Your objective: List each line of the data that holds the string "text".

--- Start Dataset entries ---

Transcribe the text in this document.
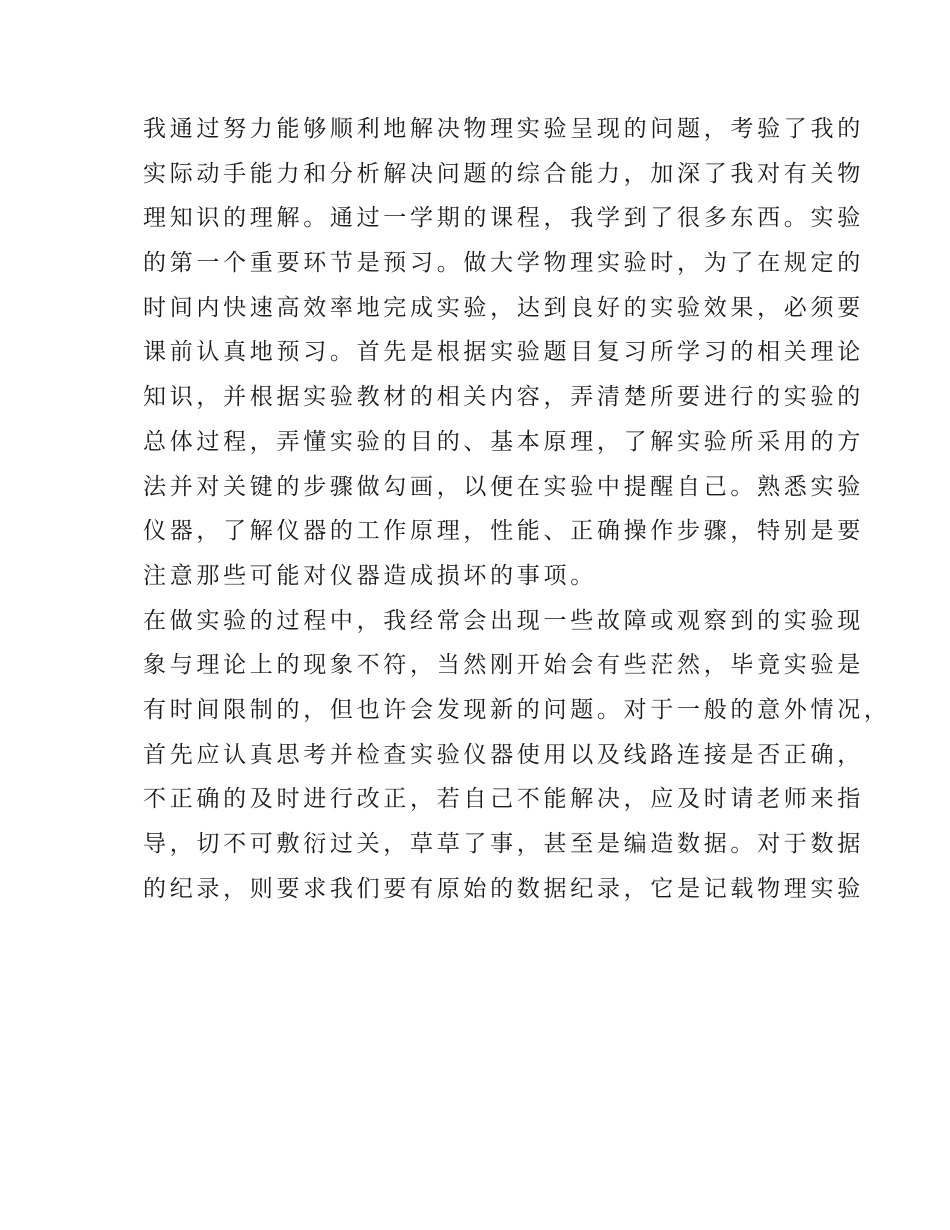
我通过努力能够顺利地解决物理实验呈现的问题，考验了我的
实际动手能力和分析解决问题的综合能力，加深了我对有关物
理知识的理解。通过一学期的课程，我学到了很多东西。实验
的第一个重要环节是预习。做大学物理实验时，为了在规定的
时间内快速高效率地完成实验，达到良好的实验效果，必须要
课前认真地预习。首先是根据实验题目复习所学习的相关理论
知识，并根据实验教材的相关内容，弄清楚所要进行的实验的
总体过程，弄懂实验的目的、基本原理，了解实验所采用的方
法并对关键的步骤做勾画，以便在实验中提醒自己。熟悉实验
仪器，了解仪器的工作原理，性能、正确操作步骤，特别是要
注意那些可能对仪器造成损坏的事项。
在做实验的过程中，我经常会出现一些故障或观察到的实验现
象与理论上的现象不符，当然刚开始会有些茫然，毕竟实验是
有时间限制的，但也许会发现新的问题。对于一般的意外情况，
首先应认真思考并检查实验仪器使用以及线路连接是否正确，
不正确的及时进行改正，若自己不能解决，应及时请老师来指
导，切不可敷衍过关，草草了事，甚至是编造数据。对于数据
的纪录，则要求我们要有原始的数据纪录，它是记载物理实验
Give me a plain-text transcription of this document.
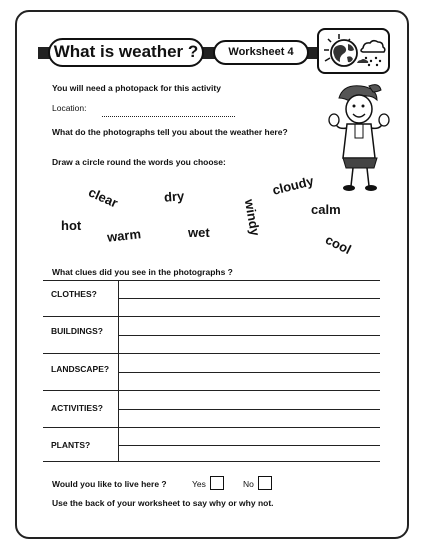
What is weather ?	Worksheet 4
You will need a photopack for this activity
Location:
What do the photographs tell you about the weather here?
Draw a circle round the words you choose:
clear	dry	cloudy
windy	calm
hot
warm	wet	cool
What clues did you see in the photographs ?
CLOTHES?
BUILDINGS?
LANDSCAPE?
ACTIVITIES?
PLANTS?
Would you like to live here ?	Yes	No
Use the back of your worksheet to say why or why not.
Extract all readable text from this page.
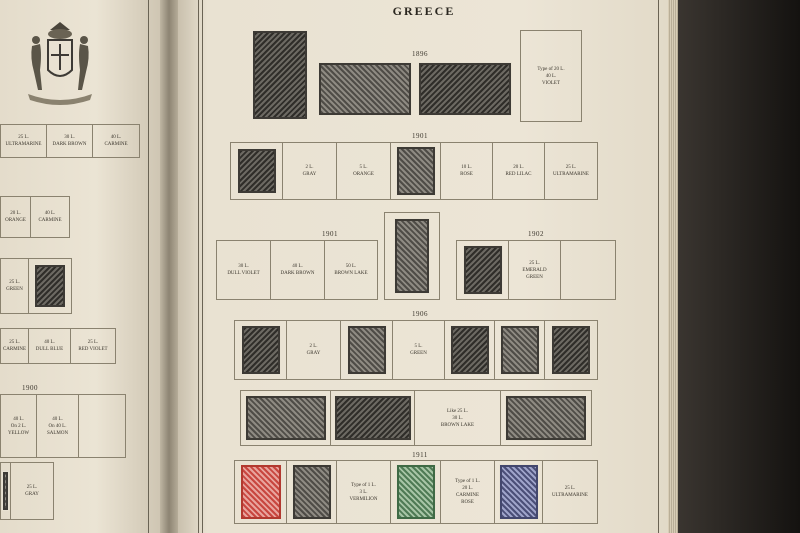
25 L.
ULTRAMARINE
30 L.
DARK BROWN
40 L.
CARMINE
20 L.
ORANGE
40 L.
CARMINE
25 L.
GREEN
25 L.
CARMINE
40 L.
DULL BLUE
25 L.
RED VIOLET
1900
40 L.
On 2 L.
YELLOW
40 L.
On 40 L.
SALMON
25 L.
GRAY
GREECE
1896
Type of 20 L.
40 L.
VIOLET
1901
2 L.
GRAY
5 L.
ORANGE
10 L.
ROSE
20 L.
RED LILAC
25 L.
ULTRAMARINE
1901
30 L.
DULL VIOLET
40 L.
DARK BROWN
50 L.
BROWN LAKE
1902
25 L.
EMERALD
GREEN
1906
2 L.
GRAY
5 L.
GREEN
Like 25 L.
30 L.
BROWN LAKE
1911
Type of 1 L.
3 L.
VERMILION
Type of 1 L.
20 L.
CARMINE
ROSE
25 L.
ULTRAMARINE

--- End Dataset entries ---

Output:
Transcribe the text in this document.
Give me a plain-text transcription of this document.
Extract all readable text from this page.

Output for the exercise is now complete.